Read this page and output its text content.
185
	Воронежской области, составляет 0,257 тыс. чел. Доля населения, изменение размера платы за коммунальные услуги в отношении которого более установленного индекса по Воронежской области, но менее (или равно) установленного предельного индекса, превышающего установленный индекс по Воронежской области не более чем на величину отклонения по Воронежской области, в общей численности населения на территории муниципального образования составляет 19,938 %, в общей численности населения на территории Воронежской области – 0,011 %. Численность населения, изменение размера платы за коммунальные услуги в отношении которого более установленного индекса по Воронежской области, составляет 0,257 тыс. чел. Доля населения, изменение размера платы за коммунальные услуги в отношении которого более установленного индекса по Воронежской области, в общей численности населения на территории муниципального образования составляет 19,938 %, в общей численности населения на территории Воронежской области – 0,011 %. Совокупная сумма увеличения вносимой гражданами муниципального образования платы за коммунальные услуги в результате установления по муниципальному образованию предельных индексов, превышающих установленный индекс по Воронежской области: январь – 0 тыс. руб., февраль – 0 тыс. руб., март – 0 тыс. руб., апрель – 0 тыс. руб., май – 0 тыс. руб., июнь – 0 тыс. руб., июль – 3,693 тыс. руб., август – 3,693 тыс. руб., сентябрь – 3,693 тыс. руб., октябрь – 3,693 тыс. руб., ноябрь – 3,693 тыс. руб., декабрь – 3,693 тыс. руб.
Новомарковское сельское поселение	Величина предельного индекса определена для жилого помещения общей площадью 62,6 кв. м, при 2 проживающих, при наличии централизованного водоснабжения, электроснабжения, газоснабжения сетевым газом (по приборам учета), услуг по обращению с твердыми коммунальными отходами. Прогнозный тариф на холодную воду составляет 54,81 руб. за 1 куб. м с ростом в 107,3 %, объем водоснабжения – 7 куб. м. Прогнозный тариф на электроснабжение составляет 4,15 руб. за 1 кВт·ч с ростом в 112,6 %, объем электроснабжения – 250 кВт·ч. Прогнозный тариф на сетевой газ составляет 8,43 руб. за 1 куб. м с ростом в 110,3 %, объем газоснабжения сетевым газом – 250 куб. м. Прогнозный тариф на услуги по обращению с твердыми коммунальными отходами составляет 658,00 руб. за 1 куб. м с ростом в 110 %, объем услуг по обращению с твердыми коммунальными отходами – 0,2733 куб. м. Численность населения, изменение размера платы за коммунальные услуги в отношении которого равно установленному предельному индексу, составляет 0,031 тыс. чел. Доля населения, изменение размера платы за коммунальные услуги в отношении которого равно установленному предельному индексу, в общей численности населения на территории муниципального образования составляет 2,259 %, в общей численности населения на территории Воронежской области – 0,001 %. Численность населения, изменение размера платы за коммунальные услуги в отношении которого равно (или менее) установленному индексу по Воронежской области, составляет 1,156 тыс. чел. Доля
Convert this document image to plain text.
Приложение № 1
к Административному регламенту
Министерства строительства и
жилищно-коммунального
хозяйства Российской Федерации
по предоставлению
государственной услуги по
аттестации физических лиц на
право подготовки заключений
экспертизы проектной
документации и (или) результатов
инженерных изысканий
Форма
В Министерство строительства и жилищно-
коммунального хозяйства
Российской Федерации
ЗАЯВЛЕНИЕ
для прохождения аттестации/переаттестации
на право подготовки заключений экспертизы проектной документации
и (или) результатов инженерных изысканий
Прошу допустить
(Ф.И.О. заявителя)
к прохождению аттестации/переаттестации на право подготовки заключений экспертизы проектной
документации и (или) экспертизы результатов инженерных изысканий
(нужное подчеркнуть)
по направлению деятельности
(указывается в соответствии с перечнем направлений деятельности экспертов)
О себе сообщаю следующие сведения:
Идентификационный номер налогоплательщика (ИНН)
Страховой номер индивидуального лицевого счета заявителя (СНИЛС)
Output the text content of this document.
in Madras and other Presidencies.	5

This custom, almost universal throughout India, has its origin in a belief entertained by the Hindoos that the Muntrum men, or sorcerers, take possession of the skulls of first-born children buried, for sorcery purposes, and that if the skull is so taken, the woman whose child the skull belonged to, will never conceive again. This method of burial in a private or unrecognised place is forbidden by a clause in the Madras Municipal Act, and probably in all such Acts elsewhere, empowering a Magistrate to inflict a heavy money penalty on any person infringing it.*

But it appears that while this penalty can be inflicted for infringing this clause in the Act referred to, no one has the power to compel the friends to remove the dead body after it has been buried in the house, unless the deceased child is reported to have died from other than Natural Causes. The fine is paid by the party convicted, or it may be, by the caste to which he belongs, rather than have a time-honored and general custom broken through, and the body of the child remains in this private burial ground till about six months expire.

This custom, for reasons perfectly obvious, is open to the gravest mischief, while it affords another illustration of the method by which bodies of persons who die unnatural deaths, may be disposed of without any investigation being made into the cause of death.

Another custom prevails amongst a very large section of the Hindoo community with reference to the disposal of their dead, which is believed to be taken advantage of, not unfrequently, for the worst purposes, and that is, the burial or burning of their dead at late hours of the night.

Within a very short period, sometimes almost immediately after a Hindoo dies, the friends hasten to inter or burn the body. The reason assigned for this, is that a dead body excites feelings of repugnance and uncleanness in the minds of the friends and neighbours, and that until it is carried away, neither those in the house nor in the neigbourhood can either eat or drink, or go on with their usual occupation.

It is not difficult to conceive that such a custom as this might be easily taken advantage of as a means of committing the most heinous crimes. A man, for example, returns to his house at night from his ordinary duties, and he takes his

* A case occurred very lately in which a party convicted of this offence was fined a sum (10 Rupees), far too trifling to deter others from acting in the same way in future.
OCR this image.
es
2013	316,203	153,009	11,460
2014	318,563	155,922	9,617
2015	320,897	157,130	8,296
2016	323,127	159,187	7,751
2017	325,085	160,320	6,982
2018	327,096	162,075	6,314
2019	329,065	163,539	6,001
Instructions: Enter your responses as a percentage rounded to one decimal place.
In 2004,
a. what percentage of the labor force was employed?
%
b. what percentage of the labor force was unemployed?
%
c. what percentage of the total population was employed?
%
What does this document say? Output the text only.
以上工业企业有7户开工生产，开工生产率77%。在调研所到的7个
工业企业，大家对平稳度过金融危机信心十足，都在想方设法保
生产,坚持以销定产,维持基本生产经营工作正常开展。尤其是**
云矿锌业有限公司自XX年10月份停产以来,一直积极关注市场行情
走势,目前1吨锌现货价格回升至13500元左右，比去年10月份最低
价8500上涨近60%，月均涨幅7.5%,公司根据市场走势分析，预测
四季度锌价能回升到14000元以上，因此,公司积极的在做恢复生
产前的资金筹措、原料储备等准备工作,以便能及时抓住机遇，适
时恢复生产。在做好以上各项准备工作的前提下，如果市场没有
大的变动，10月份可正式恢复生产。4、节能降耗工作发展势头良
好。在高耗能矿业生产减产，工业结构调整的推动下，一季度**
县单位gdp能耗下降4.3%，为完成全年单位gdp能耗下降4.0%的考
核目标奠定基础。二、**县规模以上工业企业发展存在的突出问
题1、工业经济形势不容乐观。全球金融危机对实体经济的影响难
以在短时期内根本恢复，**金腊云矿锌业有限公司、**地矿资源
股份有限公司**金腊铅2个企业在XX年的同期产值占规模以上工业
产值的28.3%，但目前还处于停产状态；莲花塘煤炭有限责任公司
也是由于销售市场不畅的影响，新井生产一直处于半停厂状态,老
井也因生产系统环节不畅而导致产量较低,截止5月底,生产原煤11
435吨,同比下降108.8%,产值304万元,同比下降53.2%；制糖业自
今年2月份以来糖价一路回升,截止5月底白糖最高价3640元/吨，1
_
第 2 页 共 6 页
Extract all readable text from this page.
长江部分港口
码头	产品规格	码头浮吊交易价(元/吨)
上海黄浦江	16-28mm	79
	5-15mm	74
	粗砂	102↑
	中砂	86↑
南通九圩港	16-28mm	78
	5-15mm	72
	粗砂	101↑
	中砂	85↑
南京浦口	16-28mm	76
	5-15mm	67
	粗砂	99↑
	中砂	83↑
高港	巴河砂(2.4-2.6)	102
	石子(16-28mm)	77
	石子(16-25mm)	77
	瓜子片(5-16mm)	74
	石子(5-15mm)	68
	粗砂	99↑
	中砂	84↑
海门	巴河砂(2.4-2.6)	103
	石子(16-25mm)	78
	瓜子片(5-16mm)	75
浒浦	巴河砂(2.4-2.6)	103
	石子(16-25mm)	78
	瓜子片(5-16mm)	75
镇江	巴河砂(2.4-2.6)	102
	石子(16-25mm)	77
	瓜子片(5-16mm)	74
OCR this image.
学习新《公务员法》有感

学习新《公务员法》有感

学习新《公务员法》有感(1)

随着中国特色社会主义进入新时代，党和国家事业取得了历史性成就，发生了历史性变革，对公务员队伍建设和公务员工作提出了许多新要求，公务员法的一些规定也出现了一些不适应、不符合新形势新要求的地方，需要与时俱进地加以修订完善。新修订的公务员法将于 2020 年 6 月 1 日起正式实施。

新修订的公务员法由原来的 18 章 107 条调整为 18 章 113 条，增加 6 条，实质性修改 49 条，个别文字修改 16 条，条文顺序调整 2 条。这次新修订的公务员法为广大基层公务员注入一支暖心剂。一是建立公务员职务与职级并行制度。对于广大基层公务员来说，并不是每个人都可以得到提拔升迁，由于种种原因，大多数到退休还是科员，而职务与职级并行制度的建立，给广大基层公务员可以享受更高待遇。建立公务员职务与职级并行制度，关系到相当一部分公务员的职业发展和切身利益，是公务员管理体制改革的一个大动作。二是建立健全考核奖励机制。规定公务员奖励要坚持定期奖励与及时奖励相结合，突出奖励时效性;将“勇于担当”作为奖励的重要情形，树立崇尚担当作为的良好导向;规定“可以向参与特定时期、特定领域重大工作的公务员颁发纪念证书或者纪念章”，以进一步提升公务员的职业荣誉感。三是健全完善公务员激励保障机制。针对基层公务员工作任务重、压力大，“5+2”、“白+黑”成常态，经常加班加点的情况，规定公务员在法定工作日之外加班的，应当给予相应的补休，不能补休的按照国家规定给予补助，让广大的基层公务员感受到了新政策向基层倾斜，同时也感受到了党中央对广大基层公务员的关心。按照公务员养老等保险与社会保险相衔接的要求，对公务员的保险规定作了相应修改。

## Goal
Copy all lines from the material that hold "деятельности".

## Task answer
по направлению деятельности
(указывается в соответствии с перечнем направлений деятельности экспертов)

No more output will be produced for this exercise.